Search the material for the string "ليـس", then return every line where it is found.

■ Records for this exercise:
▼

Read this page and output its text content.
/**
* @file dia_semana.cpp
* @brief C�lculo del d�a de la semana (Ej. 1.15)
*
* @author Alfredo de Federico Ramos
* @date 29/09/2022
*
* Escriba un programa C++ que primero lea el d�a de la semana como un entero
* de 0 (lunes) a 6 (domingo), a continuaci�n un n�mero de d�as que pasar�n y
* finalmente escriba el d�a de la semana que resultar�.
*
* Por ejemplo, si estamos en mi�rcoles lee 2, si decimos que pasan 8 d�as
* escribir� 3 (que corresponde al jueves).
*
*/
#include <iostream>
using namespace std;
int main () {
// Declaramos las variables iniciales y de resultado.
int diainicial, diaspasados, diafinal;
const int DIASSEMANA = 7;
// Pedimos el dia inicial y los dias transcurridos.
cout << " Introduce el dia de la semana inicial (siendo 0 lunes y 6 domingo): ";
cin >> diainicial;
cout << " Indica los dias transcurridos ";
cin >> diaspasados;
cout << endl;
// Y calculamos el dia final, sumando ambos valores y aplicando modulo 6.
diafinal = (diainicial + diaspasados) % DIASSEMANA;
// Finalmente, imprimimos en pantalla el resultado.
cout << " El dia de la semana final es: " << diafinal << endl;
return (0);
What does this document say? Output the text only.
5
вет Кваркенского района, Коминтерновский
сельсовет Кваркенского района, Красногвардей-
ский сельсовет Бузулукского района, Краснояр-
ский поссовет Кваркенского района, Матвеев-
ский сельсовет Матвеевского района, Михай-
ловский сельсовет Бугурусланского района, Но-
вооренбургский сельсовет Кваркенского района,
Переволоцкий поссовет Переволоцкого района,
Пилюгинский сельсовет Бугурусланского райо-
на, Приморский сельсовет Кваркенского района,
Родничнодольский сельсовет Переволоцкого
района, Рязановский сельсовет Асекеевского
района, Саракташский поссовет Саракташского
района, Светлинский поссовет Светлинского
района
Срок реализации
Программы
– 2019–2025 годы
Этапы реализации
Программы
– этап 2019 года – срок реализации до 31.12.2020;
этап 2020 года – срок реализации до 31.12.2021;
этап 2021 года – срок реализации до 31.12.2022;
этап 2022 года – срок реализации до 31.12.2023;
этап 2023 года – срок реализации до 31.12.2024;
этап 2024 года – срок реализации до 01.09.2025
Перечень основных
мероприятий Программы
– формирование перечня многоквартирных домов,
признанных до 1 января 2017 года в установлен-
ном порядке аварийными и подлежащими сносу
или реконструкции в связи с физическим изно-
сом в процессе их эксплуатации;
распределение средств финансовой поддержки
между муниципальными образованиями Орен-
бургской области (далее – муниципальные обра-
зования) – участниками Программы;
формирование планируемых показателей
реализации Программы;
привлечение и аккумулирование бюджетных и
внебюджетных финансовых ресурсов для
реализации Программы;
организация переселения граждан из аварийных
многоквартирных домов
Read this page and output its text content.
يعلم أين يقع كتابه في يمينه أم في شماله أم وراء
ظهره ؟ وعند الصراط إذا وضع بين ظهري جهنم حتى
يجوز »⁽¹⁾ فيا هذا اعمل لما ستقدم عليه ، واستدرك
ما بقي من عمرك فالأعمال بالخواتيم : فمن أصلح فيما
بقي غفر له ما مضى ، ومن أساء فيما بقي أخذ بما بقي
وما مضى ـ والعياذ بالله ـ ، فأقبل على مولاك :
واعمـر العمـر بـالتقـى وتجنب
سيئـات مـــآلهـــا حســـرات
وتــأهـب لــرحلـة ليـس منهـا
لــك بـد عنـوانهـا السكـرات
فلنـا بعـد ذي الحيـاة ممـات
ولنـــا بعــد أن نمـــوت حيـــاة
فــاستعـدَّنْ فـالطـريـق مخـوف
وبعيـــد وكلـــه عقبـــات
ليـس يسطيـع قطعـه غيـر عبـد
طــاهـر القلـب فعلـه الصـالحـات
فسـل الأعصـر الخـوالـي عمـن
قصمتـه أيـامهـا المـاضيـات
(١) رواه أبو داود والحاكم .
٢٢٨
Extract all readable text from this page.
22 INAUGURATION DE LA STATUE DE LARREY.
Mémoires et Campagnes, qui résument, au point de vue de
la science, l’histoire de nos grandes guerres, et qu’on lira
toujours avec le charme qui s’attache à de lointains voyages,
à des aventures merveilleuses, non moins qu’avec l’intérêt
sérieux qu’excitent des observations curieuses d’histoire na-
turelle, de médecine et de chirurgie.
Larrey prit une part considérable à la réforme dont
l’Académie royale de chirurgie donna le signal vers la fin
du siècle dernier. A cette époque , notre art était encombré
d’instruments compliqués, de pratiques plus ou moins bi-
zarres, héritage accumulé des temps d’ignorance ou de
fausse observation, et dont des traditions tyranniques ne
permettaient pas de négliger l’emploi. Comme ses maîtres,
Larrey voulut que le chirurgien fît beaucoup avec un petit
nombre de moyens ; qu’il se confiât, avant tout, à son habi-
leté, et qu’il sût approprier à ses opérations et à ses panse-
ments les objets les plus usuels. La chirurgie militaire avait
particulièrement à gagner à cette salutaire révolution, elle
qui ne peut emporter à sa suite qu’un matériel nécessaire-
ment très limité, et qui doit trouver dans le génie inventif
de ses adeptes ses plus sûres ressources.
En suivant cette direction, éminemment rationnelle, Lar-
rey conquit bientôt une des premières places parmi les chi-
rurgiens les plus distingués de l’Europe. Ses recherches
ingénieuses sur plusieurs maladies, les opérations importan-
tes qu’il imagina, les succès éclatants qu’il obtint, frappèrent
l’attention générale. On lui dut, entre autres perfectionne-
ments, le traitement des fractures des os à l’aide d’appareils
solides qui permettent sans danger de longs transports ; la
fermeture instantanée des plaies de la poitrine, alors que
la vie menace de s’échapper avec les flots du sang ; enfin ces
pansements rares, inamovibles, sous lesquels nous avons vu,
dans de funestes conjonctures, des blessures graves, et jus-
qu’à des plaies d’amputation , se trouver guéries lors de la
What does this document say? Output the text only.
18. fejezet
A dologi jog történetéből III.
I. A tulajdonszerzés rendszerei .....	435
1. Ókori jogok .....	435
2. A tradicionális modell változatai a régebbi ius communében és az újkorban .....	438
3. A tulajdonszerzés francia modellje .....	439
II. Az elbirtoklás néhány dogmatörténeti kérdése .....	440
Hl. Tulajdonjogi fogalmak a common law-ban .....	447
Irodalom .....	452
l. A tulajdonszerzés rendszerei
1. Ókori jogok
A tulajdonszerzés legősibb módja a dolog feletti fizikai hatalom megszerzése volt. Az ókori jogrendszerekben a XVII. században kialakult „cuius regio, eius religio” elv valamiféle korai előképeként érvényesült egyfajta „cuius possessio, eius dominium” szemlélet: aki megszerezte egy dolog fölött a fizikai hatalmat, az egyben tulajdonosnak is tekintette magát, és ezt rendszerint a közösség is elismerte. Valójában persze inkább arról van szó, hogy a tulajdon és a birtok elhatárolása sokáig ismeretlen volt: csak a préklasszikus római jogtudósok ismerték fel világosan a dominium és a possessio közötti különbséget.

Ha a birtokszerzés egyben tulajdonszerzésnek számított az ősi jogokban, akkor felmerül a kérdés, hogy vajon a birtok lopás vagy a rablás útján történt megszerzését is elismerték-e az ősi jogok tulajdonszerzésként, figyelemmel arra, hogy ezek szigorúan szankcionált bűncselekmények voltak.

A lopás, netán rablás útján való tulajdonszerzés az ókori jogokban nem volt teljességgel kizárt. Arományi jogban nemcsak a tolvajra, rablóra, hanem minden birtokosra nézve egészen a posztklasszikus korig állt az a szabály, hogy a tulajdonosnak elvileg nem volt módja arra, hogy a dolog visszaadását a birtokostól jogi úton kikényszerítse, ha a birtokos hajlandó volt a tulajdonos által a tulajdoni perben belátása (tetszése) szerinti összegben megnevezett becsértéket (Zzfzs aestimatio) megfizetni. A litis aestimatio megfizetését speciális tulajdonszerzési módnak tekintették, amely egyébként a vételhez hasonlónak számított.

▲

■ Written response:
وتــأهـب لــرحلـة ليـس منهـا
ليـس يسطيـع قطعـه غيـر عبـد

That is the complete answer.